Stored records
'''
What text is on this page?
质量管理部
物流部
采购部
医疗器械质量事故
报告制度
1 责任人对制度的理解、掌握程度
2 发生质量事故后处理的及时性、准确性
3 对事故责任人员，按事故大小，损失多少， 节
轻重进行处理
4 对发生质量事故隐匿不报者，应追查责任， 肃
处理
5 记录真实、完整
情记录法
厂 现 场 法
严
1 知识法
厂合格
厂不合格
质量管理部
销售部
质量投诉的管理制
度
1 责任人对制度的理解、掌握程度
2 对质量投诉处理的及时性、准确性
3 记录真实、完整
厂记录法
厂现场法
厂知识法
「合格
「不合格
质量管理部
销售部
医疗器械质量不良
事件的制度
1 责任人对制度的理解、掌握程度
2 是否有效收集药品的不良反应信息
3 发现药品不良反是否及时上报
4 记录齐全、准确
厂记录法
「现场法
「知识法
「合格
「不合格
'''
**Set exercise:** From the records above, extract every entry verbatim.

**Solution for this exercise:**
What text is on this page?
质量管理部
物流部
采购部
医疗器械质量事故
报告制度
1 责任人对制度的理解、掌握程度
2 发生质量事故后处理的及时性、准确性
3 对事故责任人员，按事故大小，损失多少， 节
轻重进行处理
4 对发生质量事故隐匿不报者，应追查责任， 肃
处理
5 记录真实、完整
情记录法
厂 现 场 法
严
1 知识法
厂合格
厂不合格
质量管理部
销售部
质量投诉的管理制
度
1 责任人对制度的理解、掌握程度
2 对质量投诉处理的及时性、准确性
3 记录真实、完整
厂记录法
厂现场法
厂知识法
「合格
「不合格
质量管理部
销售部
医疗器械质量不良
事件的制度
1 责任人对制度的理解、掌握程度
2 是否有效收集药品的不良反应信息
3 发现药品不良反是否及时上报
4 记录齐全、准确
厂记录法
「现场法
「知识法
「合格
「不合格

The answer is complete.